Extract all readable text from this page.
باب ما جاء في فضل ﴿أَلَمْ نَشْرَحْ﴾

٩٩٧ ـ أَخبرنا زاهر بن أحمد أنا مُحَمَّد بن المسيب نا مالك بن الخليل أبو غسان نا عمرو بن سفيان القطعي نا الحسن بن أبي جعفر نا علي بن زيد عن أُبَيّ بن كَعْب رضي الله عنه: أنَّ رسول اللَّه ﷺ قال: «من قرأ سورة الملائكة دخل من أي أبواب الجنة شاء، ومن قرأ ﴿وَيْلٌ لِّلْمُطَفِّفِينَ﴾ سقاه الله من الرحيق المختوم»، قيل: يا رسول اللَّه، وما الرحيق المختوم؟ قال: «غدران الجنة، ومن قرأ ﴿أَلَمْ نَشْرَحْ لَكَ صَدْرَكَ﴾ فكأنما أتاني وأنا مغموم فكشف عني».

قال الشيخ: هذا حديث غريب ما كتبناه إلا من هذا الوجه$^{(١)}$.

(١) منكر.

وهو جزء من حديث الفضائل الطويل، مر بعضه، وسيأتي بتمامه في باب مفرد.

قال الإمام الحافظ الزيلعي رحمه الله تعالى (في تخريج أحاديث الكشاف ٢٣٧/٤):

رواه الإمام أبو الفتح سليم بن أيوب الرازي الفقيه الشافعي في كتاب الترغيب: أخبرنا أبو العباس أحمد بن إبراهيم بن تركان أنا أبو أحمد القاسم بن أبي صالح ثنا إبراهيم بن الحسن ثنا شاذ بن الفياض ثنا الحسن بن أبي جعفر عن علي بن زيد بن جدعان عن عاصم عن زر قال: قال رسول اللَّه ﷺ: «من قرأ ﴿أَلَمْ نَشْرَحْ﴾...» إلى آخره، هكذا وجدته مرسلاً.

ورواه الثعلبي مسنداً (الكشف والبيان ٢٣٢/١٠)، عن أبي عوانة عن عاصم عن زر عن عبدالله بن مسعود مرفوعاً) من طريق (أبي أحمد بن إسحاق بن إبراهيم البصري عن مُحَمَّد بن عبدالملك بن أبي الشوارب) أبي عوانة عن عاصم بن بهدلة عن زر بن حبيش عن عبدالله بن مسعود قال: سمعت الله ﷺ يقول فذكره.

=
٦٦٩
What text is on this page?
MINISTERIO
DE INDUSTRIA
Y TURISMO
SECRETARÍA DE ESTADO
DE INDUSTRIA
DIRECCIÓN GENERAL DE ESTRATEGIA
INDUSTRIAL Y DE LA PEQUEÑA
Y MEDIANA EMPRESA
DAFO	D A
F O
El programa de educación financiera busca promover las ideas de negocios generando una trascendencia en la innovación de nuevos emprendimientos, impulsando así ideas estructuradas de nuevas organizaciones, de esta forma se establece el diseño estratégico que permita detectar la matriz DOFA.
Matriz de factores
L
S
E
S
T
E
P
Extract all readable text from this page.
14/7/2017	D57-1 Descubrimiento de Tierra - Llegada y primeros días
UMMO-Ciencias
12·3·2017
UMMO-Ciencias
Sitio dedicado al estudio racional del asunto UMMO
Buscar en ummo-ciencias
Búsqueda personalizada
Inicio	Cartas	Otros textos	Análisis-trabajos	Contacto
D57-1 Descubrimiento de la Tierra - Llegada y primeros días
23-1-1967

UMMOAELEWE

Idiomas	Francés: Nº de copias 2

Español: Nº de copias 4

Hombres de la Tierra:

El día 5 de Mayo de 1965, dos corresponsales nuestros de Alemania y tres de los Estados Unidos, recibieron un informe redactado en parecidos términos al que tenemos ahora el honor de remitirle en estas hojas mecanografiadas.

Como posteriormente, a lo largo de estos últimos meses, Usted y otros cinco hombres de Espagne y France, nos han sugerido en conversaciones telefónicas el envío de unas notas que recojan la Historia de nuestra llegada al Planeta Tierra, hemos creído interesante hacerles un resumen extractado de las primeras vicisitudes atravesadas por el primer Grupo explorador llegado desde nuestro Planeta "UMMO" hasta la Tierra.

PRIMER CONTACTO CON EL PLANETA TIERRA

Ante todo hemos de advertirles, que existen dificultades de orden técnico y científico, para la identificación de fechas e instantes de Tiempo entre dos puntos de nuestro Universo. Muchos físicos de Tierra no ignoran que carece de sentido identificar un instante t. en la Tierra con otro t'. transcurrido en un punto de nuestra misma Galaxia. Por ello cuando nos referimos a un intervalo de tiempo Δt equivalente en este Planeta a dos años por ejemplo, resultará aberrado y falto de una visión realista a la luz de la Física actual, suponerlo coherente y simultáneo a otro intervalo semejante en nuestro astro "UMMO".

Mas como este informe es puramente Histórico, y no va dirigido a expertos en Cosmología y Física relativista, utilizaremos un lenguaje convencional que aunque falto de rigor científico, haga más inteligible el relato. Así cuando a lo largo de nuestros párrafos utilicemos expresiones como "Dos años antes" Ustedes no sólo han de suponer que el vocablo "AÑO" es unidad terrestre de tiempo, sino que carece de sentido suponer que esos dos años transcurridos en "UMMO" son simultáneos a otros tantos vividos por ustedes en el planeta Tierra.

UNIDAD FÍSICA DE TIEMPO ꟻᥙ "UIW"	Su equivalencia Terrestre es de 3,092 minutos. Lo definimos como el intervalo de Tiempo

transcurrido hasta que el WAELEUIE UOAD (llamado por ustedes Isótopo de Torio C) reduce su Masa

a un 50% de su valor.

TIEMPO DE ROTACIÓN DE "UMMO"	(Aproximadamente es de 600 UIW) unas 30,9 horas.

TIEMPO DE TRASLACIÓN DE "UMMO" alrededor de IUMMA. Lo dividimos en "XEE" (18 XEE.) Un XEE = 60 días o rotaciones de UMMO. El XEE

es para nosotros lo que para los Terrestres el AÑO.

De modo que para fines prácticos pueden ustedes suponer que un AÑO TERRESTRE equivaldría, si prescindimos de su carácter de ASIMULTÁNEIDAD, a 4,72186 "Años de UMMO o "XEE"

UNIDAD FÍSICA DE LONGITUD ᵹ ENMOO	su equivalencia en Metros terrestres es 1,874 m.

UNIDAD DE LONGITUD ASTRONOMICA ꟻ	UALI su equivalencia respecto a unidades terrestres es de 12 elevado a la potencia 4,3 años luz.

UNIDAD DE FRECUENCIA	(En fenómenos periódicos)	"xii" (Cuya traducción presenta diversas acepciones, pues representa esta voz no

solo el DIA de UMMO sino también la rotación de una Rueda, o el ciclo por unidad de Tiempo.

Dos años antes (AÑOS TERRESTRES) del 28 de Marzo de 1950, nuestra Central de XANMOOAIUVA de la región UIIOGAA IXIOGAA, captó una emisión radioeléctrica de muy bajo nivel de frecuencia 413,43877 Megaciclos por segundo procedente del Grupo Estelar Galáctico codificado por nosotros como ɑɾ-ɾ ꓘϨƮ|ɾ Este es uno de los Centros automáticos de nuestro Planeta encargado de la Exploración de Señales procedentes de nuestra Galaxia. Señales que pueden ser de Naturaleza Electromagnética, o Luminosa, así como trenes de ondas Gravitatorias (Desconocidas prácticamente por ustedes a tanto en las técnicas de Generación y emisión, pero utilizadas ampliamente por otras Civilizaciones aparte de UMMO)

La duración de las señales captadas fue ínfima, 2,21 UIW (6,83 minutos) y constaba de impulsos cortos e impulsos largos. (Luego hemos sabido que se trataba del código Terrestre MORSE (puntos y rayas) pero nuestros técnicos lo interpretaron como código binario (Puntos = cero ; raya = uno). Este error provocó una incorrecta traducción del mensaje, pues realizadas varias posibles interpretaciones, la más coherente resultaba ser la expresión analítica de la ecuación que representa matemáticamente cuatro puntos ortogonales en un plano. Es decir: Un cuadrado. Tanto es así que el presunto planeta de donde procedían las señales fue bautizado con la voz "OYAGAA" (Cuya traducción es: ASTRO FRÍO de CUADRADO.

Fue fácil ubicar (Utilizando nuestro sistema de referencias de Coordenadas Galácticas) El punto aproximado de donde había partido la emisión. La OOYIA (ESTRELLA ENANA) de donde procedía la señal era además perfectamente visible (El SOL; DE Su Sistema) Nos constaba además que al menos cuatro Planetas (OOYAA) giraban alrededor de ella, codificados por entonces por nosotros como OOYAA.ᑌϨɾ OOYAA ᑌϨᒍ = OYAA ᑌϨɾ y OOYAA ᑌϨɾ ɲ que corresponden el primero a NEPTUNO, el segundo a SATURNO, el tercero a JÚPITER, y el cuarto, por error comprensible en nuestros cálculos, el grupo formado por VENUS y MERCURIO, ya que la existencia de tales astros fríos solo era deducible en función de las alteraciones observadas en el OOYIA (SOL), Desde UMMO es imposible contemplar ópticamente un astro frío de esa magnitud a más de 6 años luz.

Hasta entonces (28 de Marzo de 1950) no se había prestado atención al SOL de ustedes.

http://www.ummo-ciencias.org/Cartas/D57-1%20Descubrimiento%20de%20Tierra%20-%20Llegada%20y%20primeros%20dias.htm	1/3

Work instructions:
Gather, from the listing above, every line carrying the word "copias".

Answer for this exercise:
Idiomas	Francés: Nº de copias 2
Español: Nº de copias 4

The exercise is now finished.